____ Records for this task
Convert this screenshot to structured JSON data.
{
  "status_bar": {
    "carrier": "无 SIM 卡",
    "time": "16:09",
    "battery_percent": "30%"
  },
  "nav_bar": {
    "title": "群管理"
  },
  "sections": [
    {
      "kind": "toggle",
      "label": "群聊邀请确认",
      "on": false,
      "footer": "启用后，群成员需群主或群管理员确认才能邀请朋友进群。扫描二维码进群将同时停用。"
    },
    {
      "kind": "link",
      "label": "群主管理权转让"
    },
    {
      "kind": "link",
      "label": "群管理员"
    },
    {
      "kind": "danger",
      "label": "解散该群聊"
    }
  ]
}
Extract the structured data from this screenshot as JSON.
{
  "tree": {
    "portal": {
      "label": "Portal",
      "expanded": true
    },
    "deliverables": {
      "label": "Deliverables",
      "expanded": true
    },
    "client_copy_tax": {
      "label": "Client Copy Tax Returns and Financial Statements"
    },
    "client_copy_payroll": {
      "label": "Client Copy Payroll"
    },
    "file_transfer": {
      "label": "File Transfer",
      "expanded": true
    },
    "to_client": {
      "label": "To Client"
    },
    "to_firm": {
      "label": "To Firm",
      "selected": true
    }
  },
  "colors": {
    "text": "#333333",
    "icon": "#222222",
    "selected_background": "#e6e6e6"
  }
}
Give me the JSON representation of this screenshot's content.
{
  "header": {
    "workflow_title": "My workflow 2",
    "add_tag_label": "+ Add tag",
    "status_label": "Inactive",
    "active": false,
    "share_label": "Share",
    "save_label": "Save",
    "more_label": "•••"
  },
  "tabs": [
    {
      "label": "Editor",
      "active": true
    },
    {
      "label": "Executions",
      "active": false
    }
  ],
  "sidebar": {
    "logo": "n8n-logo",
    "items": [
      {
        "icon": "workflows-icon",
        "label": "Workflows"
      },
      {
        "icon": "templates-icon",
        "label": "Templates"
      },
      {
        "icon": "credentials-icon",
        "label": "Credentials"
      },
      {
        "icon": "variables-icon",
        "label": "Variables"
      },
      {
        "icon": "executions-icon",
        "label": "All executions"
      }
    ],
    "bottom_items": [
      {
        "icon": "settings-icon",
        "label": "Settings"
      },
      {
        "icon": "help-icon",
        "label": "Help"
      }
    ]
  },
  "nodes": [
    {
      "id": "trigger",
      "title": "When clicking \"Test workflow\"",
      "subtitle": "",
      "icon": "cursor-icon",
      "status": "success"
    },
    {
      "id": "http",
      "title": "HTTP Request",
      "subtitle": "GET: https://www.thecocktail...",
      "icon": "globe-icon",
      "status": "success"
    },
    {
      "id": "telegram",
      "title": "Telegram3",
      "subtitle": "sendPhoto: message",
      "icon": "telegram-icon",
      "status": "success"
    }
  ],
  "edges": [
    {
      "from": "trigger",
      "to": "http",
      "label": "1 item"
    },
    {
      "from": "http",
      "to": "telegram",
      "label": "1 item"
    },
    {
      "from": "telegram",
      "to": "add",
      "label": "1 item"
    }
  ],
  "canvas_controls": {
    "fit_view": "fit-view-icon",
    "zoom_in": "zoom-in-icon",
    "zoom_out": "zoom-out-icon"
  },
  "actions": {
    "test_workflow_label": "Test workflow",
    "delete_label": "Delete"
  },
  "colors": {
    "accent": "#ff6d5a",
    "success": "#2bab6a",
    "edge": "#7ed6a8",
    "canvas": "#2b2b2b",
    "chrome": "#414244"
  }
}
________
Work to complete
Go through the listing and print each line exactly as it appears.

Result
Convert this screenshot to structured JSON data.
{
  "status_bar": {
    "carrier": "无 SIM 卡",
    "time": "16:09",
    "battery_percent": "30%"
  },
  "nav_bar": {
    "title": "群管理"
  },
  "sections": [
    {
      "kind": "toggle",
      "label": "群聊邀请确认",
      "on": false,
      "footer": "启用后，群成员需群主或群管理员确认才能邀请朋友进群。扫描二维码进群将同时停用。"
    },
    {
      "kind": "link",
      "label": "群主管理权转让"
    },
    {
      "kind": "link",
      "label": "群管理员"
    },
    {
      "kind": "danger",
      "label": "解散该群聊"
    }
  ]
}
Extract the structured data from this screenshot as JSON.
{
  "tree": {
    "portal": {
      "label": "Portal",
      "expanded": true
    },
    "deliverables": {
      "label": "Deliverables",
      "expanded": true
    },
    "client_copy_tax": {
      "label": "Client Copy Tax Returns and Financial Statements"
    },
    "client_copy_payroll": {
      "label": "Client Copy Payroll"
    },
    "file_transfer": {
      "label": "File Transfer",
      "expanded": true
    },
    "to_client": {
      "label": "To Client"
    },
    "to_firm": {
      "label": "To Firm",
      "selected": true
    }
  },
  "colors": {
    "text": "#333333",
    "icon": "#222222",
    "selected_background": "#e6e6e6"
  }
}
Give me the JSON representation of this screenshot's content.
{
  "header": {
    "workflow_title": "My workflow 2",
    "add_tag_label": "+ Add tag",
    "status_label": "Inactive",
    "active": false,
    "share_label": "Share",
    "save_label": "Save",
    "more_label": "•••"
  },
  "tabs": [
    {
      "label": "Editor",
      "active": true
    },
    {
      "label": "Executions",
      "active": false
    }
  ],
  "sidebar": {
    "logo": "n8n-logo",
    "items": [
      {
        "icon": "workflows-icon",
        "label": "Workflows"
      },
      {
        "icon": "templates-icon",
        "label": "Templates"
      },
      {
        "icon": "credentials-icon",
        "label": "Credentials"
      },
      {
        "icon": "variables-icon",
        "label": "Variables"
      },
      {
        "icon": "executions-icon",
        "label": "All executions"
      }
    ],
    "bottom_items": [
      {
        "icon": "settings-icon",
        "label": "Settings"
      },
      {
        "icon": "help-icon",
        "label": "Help"
      }
    ]
  },
  "nodes": [
    {
      "id": "trigger",
      "title": "When clicking \"Test workflow\"",
      "subtitle": "",
      "icon": "cursor-icon",
      "status": "success"
    },
    {
      "id": "http",
      "title": "HTTP Request",
      "subtitle": "GET: https://www.thecocktail...",
      "icon": "globe-icon",
      "status": "success"
    },
    {
      "id": "telegram",
      "title": "Telegram3",
      "subtitle": "sendPhoto: message",
      "icon": "telegram-icon",
      "status": "success"
    }
  ],
  "edges": [
    {
      "from": "trigger",
      "to": "http",
      "label": "1 item"
    },
    {
      "from": "http",
      "to": "telegram",
      "label": "1 item"
    },
    {
      "from": "telegram",
      "to": "add",
      "label": "1 item"
    }
  ],
  "canvas_controls": {
    "fit_view": "fit-view-icon",
    "zoom_in": "zoom-in-icon",
    "zoom_out": "zoom-out-icon"
  },
  "actions": {
    "test_workflow_label": "Test workflow",
    "delete_label": "Delete"
  },
  "colors": {
    "accent": "#ff6d5a",
    "success": "#2bab6a",
    "edge": "#7ed6a8",
    "canvas": "#2b2b2b",
    "chrome": "#414244"
  }
}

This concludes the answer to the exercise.